*Task list*:
1) Translate this sentence from the QGIS mailing list post into Spanish: "Ideally we want algorithms to operate feature-by-feature whenever this is possible."
2) List every algorithm that the QGIS mailing list post mentions by name.
3) Rewrite the part of the QGIS mailing list post starting with "As part of this" and going on through "and their options.", changing "oddities" to "inconsistencies".

*Document text*:
[QGIS-Developer] Processing 3.0: Possible change to the Singlepart to Multipart algorithm

Mon Jun 26 16:28:53 PDT 2017

Hi all,

As you may be aware, I've been working on rebuilding the backend of
Processing in c++ and refining how it operates.

As part of this I'd like to clear up the list of existing algorithms
and also refine how they behave. This list of "QGIS" algorithms has
grown organically during the 2.x cycle, and there's now numerous
oddities in the selection of available algorithms and their options.

This discussion relates to the "Singlepart to Multipart" algorithm. I'd like to:

1. drop the option for "unique ID field". This option is used to
'collect' the geometries from features with matching ID  together into
a single output geometry. I'd like to remove this option and make the
"Singlepart to Multipart" algorithm purely upgrade geometry types from
single part to multipart, without adding any extra parts or collecting
geometries. So basically the algorithm would upgrade single parts to
collections containing just a single part - the equivalent of PostGIS'
ST_Multi function.

2. Add a new algorithm "Collect parts" which does what the option in
Singlepart to Multipart used to do. This would collect all features
with matching fields (you could select more than one field - unlike
the current Singlepart to Multipart option) and output collection
features containing these geometries. Just like dissolve, but without
the dissolving of overlapping parts.

Ideally "collect parts" would be replaced with the more powerful
"aggregate" algorithm implemented in
https://github.com/qgis/QGIS/pull/4210, but that's a separate piece of
work.

The motivations here are:

1. simplicity of algorithms - keeping the Singlepart to Multipart as
just a straightforward 'make this geometry multipart type' algorithm,
without the extra complexity and code inefficiency which comes with
the current 'unique ID field' support. (Complying with the goal of
keeping algorithms modular and focused on one particular task)

2. unlocking future performance gains. Ideally we want algorithms to
operate feature-by-feature whenever this is possible. This will allow
us (in some future piece of work) to implement feature pipes where
features pass through models having operations performed to each
feature in a chain (instead of the current approach of multiple
temporary output layers). This isn't planned work (yet), but making
this algorithm operate feature-by-feature now, while we have the
luxury of API and model break, will allow it to use these
optimisations in a future 3.x release. The "unique ID field" support
prevents this algorithm from operating feature-by-feature.

Thoughts?

Nyall

*Data lines*:
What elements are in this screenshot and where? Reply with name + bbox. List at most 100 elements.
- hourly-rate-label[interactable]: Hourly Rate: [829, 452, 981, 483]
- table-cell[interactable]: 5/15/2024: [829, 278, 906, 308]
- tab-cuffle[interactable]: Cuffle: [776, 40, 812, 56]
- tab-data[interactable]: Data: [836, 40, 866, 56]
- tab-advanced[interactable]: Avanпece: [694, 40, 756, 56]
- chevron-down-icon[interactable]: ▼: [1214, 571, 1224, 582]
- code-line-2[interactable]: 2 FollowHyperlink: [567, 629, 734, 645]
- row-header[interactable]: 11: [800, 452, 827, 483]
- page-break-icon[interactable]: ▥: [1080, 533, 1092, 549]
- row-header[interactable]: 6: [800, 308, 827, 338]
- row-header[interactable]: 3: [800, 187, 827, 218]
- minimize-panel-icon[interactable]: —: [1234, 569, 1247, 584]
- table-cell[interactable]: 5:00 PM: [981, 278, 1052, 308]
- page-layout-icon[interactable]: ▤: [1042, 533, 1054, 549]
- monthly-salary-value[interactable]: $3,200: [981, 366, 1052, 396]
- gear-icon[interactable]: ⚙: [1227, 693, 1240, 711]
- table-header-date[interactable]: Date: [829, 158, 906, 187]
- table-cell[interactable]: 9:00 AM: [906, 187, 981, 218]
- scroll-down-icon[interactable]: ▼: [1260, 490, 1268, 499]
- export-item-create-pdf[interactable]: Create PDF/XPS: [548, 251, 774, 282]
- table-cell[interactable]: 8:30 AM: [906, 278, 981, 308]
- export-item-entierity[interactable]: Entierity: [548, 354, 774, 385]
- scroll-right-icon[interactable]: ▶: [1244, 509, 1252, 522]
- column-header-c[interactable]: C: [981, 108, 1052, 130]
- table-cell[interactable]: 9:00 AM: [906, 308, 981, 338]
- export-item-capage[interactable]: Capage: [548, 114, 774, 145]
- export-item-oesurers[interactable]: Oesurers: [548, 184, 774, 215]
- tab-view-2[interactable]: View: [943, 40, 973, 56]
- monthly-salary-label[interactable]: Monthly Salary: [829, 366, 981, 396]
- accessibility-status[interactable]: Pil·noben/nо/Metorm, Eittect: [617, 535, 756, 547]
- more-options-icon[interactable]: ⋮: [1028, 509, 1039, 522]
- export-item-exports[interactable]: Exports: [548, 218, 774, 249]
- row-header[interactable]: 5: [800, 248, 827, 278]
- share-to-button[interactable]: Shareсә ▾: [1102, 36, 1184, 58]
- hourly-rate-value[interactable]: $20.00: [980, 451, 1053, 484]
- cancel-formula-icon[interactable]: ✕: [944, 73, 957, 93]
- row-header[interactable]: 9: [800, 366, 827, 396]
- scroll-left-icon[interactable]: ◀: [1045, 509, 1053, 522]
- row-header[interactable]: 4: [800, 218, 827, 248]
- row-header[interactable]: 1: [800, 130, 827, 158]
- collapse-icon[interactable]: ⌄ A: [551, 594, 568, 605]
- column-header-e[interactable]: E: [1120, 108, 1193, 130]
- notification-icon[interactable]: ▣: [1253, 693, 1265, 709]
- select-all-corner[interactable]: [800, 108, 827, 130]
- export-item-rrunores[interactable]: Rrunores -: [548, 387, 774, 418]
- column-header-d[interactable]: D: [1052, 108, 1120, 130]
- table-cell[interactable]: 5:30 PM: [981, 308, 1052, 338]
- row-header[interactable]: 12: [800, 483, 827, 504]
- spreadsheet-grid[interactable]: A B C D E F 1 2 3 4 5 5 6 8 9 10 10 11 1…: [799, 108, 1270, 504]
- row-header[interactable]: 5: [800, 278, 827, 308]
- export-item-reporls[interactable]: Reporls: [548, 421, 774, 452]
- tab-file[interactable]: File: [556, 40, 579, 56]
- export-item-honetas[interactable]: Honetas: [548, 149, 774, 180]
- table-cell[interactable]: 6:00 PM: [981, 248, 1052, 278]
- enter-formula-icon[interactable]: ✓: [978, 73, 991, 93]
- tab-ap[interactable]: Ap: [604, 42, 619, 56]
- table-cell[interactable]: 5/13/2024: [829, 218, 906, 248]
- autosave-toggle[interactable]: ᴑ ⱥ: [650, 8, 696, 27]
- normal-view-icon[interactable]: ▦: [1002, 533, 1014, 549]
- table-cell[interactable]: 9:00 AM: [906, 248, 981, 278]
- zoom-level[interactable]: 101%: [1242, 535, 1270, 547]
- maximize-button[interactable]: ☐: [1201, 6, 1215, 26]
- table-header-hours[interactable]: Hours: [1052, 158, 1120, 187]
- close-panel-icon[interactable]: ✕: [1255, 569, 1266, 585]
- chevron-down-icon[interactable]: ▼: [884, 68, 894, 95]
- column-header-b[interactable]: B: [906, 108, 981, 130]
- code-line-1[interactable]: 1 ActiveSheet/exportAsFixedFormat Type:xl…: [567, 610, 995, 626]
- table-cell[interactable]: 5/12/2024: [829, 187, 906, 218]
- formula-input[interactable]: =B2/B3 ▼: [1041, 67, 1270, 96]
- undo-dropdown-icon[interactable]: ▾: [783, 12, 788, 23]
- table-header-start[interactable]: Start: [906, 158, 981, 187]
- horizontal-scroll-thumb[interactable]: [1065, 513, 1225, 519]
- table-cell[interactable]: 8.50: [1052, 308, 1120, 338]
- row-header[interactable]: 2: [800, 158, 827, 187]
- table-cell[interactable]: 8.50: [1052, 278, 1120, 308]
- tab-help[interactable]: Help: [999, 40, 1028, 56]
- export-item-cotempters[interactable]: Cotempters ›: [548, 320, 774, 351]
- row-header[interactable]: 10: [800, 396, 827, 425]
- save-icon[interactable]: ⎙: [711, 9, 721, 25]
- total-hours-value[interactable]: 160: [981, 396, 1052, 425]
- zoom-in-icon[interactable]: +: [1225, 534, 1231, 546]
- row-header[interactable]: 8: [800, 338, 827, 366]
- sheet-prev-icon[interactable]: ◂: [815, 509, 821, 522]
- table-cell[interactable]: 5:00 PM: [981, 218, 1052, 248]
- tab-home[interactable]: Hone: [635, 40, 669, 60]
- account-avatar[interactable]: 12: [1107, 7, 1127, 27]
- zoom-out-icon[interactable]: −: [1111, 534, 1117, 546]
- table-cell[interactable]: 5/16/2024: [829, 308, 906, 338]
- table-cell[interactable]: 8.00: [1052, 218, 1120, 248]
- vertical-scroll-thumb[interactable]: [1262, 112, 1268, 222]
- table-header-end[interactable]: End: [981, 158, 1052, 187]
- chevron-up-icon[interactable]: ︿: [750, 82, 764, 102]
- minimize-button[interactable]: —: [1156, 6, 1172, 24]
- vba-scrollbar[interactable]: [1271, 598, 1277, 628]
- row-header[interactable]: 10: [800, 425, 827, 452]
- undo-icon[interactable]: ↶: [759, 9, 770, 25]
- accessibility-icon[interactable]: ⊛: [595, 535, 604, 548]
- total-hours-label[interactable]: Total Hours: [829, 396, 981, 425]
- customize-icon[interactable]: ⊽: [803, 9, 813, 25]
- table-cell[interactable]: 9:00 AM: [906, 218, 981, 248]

*Per-task answers*:
1) Idealmente queremos que los algoritmos operen entidad por entidad siempre que sea posible.

2)
- Singlepart to Multipart
- Collect parts
- aggregate
- dissolve

3)
As part of this I'd like to clear up the list of existing algorithms
and also refine how they behave. This list of "QGIS" algorithms has
grown organically during the 2.x cycle, and there's now numerous
inconsistencies in the selection of available algorithms and their options.